══ Dataset extract
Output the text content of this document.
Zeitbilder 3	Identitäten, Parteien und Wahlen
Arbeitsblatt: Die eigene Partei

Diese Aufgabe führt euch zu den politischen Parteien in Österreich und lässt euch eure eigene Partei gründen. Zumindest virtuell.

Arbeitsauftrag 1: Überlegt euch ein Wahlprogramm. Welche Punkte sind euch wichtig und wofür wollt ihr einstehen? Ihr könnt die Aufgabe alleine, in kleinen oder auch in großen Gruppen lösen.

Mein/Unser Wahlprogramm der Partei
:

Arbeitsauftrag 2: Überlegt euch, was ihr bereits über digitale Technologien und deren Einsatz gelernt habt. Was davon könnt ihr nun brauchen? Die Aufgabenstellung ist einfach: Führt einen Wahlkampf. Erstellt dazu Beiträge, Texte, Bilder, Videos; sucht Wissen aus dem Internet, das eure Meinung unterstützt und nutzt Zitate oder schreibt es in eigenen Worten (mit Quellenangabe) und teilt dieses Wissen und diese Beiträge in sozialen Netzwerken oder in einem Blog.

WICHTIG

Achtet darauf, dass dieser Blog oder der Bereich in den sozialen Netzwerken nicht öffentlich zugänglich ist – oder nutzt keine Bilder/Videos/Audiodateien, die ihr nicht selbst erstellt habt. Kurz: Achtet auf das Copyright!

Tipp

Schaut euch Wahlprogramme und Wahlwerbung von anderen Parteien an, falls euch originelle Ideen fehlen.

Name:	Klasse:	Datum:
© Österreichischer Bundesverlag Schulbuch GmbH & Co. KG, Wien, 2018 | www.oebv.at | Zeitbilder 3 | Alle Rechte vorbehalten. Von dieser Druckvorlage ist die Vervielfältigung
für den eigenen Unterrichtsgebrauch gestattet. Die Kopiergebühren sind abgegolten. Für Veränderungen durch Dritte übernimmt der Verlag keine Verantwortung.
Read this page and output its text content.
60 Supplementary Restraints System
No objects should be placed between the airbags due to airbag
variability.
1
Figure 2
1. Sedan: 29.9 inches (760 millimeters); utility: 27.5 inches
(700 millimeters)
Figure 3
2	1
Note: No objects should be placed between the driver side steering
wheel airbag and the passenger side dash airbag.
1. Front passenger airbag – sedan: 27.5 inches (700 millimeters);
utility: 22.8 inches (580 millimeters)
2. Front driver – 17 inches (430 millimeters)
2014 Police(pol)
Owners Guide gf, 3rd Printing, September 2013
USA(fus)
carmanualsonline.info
════
= What the task asks =
Filter the data, keeping only the lines that contain "this".

= Task answer =
Output the text content of this document.
Read this page and output its text content.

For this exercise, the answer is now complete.